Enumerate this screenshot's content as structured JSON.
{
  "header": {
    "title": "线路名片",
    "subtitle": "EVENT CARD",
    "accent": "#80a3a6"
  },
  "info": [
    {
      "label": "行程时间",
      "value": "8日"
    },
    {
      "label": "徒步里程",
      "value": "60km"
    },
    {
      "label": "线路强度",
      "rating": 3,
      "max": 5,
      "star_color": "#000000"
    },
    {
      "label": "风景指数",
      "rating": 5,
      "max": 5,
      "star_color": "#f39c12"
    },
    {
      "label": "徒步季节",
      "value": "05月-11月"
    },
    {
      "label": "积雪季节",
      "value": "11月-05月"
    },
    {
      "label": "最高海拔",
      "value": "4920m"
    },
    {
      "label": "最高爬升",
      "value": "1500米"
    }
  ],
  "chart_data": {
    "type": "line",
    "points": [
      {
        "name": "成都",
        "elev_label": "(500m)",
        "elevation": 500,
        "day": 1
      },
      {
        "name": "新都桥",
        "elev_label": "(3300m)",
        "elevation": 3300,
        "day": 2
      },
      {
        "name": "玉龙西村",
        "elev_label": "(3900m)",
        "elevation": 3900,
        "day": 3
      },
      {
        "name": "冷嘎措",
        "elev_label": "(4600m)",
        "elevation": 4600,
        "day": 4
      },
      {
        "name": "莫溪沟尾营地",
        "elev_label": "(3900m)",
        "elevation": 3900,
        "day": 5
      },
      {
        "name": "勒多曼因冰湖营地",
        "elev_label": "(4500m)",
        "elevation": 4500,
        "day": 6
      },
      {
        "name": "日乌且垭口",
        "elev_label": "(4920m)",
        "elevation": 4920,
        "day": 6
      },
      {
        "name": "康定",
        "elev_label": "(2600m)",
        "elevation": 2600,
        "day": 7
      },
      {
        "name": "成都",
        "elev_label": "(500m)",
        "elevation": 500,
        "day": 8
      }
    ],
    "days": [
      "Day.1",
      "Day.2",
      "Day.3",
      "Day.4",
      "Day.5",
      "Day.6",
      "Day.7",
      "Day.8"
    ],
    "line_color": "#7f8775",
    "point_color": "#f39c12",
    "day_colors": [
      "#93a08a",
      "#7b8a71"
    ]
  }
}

········

__Stated task__: Please quote the data above in full, with no line missing.

__Written answer__:
Enumerate this screenshot's content as structured JSON.
{
  "header": {
    "title": "线路名片",
    "subtitle": "EVENT CARD",
    "accent": "#80a3a6"
  },
  "info": [
    {
      "label": "行程时间",
      "value": "8日"
    },
    {
      "label": "徒步里程",
      "value": "60km"
    },
    {
      "label": "线路强度",
      "rating": 3,
      "max": 5,
      "star_color": "#000000"
    },
    {
      "label": "风景指数",
      "rating": 5,
      "max": 5,
      "star_color": "#f39c12"
    },
    {
      "label": "徒步季节",
      "value": "05月-11月"
    },
    {
      "label": "积雪季节",
      "value": "11月-05月"
    },
    {
      "label": "最高海拔",
      "value": "4920m"
    },
    {
      "label": "最高爬升",
      "value": "1500米"
    }
  ],
  "chart_data": {
    "type": "line",
    "points": [
      {
        "name": "成都",
        "elev_label": "(500m)",
        "elevation": 500,
        "day": 1
      },
      {
        "name": "新都桥",
        "elev_label": "(3300m)",
        "elevation": 3300,
        "day": 2
      },
      {
        "name": "玉龙西村",
        "elev_label": "(3900m)",
        "elevation": 3900,
        "day": 3
      },
      {
        "name": "冷嘎措",
        "elev_label": "(4600m)",
        "elevation": 4600,
        "day": 4
      },
      {
        "name": "莫溪沟尾营地",
        "elev_label": "(3900m)",
        "elevation": 3900,
        "day": 5
      },
      {
        "name": "勒多曼因冰湖营地",
        "elev_label": "(4500m)",
        "elevation": 4500,
        "day": 6
      },
      {
        "name": "日乌且垭口",
        "elev_label": "(4920m)",
        "elevation": 4920,
        "day": 6
      },
      {
        "name": "康定",
        "elev_label": "(2600m)",
        "elevation": 2600,
        "day": 7
      },
      {
        "name": "成都",
        "elev_label": "(500m)",
        "elevation": 500,
        "day": 8
      }
    ],
    "days": [
      "Day.1",
      "Day.2",
      "Day.3",
      "Day.4",
      "Day.5",
      "Day.6",
      "Day.7",
      "Day.8"
    ],
    "line_color": "#7f8775",
    "point_color": "#f39c12",
    "day_colors": [
      "#93a08a",
      "#7b8a71"
    ]
  }
}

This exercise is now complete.